"""
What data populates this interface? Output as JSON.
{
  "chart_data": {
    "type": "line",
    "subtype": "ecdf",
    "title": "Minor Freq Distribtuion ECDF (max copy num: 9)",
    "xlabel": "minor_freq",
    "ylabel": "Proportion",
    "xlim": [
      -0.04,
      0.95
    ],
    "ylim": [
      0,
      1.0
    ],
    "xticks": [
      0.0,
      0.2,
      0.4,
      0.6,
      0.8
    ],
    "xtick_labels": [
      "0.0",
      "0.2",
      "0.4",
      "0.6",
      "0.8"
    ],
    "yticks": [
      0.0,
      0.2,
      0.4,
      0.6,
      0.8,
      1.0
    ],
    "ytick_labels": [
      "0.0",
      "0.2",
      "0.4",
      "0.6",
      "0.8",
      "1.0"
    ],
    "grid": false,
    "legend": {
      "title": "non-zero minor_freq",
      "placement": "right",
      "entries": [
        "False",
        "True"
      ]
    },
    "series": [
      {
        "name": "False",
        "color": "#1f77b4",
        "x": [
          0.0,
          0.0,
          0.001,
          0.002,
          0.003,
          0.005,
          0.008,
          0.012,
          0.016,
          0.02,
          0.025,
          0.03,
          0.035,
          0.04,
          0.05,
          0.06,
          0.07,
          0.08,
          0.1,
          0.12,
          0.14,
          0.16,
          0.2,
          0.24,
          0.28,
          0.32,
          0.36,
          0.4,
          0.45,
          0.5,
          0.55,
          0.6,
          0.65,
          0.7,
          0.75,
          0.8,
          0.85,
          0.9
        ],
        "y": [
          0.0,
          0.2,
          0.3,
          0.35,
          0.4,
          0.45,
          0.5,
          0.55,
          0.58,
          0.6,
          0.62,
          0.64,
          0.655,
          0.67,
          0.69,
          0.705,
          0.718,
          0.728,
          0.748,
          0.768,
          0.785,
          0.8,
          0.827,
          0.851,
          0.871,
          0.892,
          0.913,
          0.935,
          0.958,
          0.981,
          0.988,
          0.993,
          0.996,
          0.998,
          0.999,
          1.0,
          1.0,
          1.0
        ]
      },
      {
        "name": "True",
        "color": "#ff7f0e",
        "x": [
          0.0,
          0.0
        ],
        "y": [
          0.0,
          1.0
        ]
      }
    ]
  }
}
"""
» Problem requirements: Go through the records and copy each line with "title" in it.

» Solution for this problem:
    "title": "Minor Freq Distribtuion ECDF (max copy num: 9)",
      "title": "non-zero minor_freq",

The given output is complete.